═══ Source material

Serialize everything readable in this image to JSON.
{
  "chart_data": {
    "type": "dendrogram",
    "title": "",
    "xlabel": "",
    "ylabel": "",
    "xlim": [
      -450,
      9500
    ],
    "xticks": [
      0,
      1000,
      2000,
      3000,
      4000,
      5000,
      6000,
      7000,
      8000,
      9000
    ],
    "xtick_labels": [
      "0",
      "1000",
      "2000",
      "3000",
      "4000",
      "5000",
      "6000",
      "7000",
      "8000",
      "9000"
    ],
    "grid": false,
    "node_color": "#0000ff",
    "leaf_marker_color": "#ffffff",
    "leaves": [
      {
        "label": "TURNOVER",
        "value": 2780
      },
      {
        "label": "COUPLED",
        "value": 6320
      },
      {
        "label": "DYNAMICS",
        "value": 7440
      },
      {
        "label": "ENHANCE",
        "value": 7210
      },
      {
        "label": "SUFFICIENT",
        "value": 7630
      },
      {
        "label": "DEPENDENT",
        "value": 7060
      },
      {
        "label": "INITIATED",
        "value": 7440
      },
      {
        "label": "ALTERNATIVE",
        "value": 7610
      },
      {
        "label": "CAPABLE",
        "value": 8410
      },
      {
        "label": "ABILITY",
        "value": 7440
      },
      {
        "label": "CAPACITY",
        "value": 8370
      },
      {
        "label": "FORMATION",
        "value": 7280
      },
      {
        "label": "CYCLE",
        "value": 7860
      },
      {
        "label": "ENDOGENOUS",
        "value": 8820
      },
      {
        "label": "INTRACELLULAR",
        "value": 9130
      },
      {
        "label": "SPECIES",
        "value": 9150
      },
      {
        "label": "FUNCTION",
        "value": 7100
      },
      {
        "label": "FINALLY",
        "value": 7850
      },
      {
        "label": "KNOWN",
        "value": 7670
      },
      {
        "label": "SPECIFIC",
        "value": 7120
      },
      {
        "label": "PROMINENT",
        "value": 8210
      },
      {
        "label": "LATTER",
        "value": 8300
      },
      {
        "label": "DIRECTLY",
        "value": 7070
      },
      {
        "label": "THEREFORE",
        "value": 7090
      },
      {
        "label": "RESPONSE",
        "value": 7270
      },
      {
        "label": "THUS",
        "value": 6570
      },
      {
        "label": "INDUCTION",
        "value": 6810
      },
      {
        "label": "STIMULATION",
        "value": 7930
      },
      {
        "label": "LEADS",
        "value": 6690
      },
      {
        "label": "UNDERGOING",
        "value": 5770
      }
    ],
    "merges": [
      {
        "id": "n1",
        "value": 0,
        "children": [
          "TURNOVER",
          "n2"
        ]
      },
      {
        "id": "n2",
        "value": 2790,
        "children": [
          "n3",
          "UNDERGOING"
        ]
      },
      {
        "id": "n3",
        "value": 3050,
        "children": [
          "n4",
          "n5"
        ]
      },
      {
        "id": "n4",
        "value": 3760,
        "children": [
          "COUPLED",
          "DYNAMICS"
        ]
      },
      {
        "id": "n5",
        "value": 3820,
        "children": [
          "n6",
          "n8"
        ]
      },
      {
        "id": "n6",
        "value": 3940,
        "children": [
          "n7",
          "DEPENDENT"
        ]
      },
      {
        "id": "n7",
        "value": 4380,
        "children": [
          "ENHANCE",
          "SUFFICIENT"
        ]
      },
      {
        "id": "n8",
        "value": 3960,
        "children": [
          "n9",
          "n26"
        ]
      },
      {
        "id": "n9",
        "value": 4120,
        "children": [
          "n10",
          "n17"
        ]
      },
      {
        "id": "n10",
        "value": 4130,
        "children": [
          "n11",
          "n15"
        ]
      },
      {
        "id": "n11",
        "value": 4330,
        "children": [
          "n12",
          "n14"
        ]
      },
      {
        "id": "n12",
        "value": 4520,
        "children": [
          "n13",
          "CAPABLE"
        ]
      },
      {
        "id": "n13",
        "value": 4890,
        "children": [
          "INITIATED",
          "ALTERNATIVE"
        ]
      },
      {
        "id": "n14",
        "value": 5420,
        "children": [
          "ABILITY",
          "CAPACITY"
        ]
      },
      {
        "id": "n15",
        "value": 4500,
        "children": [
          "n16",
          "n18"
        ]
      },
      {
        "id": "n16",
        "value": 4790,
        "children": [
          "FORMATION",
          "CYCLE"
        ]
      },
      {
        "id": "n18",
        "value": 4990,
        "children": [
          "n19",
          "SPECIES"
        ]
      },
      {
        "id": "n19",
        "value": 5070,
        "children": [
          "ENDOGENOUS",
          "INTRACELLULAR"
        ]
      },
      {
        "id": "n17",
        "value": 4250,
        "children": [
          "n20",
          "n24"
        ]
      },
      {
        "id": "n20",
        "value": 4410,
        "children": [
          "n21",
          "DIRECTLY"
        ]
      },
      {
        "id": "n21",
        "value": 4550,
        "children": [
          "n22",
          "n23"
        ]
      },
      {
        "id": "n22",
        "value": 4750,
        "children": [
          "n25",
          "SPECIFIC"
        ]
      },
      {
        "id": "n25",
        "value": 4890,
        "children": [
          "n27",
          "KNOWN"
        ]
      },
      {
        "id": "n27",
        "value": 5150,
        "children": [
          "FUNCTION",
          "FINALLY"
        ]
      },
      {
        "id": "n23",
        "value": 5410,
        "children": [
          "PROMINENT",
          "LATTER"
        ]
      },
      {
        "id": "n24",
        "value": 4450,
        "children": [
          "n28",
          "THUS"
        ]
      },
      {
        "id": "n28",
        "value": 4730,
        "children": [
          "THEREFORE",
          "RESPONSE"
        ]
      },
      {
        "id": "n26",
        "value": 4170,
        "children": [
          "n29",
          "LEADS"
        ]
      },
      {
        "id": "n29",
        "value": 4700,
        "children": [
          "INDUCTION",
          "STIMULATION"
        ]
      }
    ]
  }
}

══════

Write down every line of the data exactly as it appears above.

◆ **Output**
Serialize everything readable in this image to JSON.
{
  "chart_data": {
    "type": "dendrogram",
    "title": "",
    "xlabel": "",
    "ylabel": "",
    "xlim": [
      -450,
      9500
    ],
    "xticks": [
      0,
      1000,
      2000,
      3000,
      4000,
      5000,
      6000,
      7000,
      8000,
      9000
    ],
    "xtick_labels": [
      "0",
      "1000",
      "2000",
      "3000",
      "4000",
      "5000",
      "6000",
      "7000",
      "8000",
      "9000"
    ],
    "grid": false,
    "node_color": "#0000ff",
    "leaf_marker_color": "#ffffff",
    "leaves": [
      {
        "label": "TURNOVER",
        "value": 2780
      },
      {
        "label": "COUPLED",
        "value": 6320
      },
      {
        "label": "DYNAMICS",
        "value": 7440
      },
      {
        "label": "ENHANCE",
        "value": 7210
      },
      {
        "label": "SUFFICIENT",
        "value": 7630
      },
      {
        "label": "DEPENDENT",
        "value": 7060
      },
      {
        "label": "INITIATED",
        "value": 7440
      },
      {
        "label": "ALTERNATIVE",
        "value": 7610
      },
      {
        "label": "CAPABLE",
        "value": 8410
      },
      {
        "label": "ABILITY",
        "value": 7440
      },
      {
        "label": "CAPACITY",
        "value": 8370
      },
      {
        "label": "FORMATION",
        "value": 7280
      },
      {
        "label": "CYCLE",
        "value": 7860
      },
      {
        "label": "ENDOGENOUS",
        "value": 8820
      },
      {
        "label": "INTRACELLULAR",
        "value": 9130
      },
      {
        "label": "SPECIES",
        "value": 9150
      },
      {
        "label": "FUNCTION",
        "value": 7100
      },
      {
        "label": "FINALLY",
        "value": 7850
      },
      {
        "label": "KNOWN",
        "value": 7670
      },
      {
        "label": "SPECIFIC",
        "value": 7120
      },
      {
        "label": "PROMINENT",
        "value": 8210
      },
      {
        "label": "LATTER",
        "value": 8300
      },
      {
        "label": "DIRECTLY",
        "value": 7070
      },
      {
        "label": "THEREFORE",
        "value": 7090
      },
      {
        "label": "RESPONSE",
        "value": 7270
      },
      {
        "label": "THUS",
        "value": 6570
      },
      {
        "label": "INDUCTION",
        "value": 6810
      },
      {
        "label": "STIMULATION",
        "value": 7930
      },
      {
        "label": "LEADS",
        "value": 6690
      },
      {
        "label": "UNDERGOING",
        "value": 5770
      }
    ],
    "merges": [
      {
        "id": "n1",
        "value": 0,
        "children": [
          "TURNOVER",
          "n2"
        ]
      },
      {
        "id": "n2",
        "value": 2790,
        "children": [
          "n3",
          "UNDERGOING"
        ]
      },
      {
        "id": "n3",
        "value": 3050,
        "children": [
          "n4",
          "n5"
        ]
      },
      {
        "id": "n4",
        "value": 3760,
        "children": [
          "COUPLED",
          "DYNAMICS"
        ]
      },
      {
        "id": "n5",
        "value": 3820,
        "children": [
          "n6",
          "n8"
        ]
      },
      {
        "id": "n6",
        "value": 3940,
        "children": [
          "n7",
          "DEPENDENT"
        ]
      },
      {
        "id": "n7",
        "value": 4380,
        "children": [
          "ENHANCE",
          "SUFFICIENT"
        ]
      },
      {
        "id": "n8",
        "value": 3960,
        "children": [
          "n9",
          "n26"
        ]
      },
      {
        "id": "n9",
        "value": 4120,
        "children": [
          "n10",
          "n17"
        ]
      },
      {
        "id": "n10",
        "value": 4130,
        "children": [
          "n11",
          "n15"
        ]
      },
      {
        "id": "n11",
        "value": 4330,
        "children": [
          "n12",
          "n14"
        ]
      },
      {
        "id": "n12",
        "value": 4520,
        "children": [
          "n13",
          "CAPABLE"
        ]
      },
      {
        "id": "n13",
        "value": 4890,
        "children": [
          "INITIATED",
          "ALTERNATIVE"
        ]
      },
      {
        "id": "n14",
        "value": 5420,
        "children": [
          "ABILITY",
          "CAPACITY"
        ]
      },
      {
        "id": "n15",
        "value": 4500,
        "children": [
          "n16",
          "n18"
        ]
      },
      {
        "id": "n16",
        "value": 4790,
        "children": [
          "FORMATION",
          "CYCLE"
        ]
      },
      {
        "id": "n18",
        "value": 4990,
        "children": [
          "n19",
          "SPECIES"
        ]
      },
      {
        "id": "n19",
        "value": 5070,
        "children": [
          "ENDOGENOUS",
          "INTRACELLULAR"
        ]
      },
      {
        "id": "n17",
        "value": 4250,
        "children": [
          "n20",
          "n24"
        ]
      },
      {
        "id": "n20",
        "value": 4410,
        "children": [
          "n21",
          "DIRECTLY"
        ]
      },
      {
        "id": "n21",
        "value": 4550,
        "children": [
          "n22",
          "n23"
        ]
      },
      {
        "id": "n22",
        "value": 4750,
        "children": [
          "n25",
          "SPECIFIC"
        ]
      },
      {
        "id": "n25",
        "value": 4890,
        "children": [
          "n27",
          "KNOWN"
        ]
      },
      {
        "id": "n27",
        "value": 5150,
        "children": [
          "FUNCTION",
          "FINALLY"
        ]
      },
      {
        "id": "n23",
        "value": 5410,
        "children": [
          "PROMINENT",
          "LATTER"
        ]
      },
      {
        "id": "n24",
        "value": 4450,
        "children": [
          "n28",
          "THUS"
        ]
      },
      {
        "id": "n28",
        "value": 4730,
        "children": [
          "THEREFORE",
          "RESPONSE"
        ]
      },
      {
        "id": "n26",
        "value": 4170,
        "children": [
          "n29",
          "LEADS"
        ]
      },
      {
        "id": "n29",
        "value": 4700,
        "children": [
          "INDUCTION",
          "STIMULATION"
        ]
      }
    ]
  }
}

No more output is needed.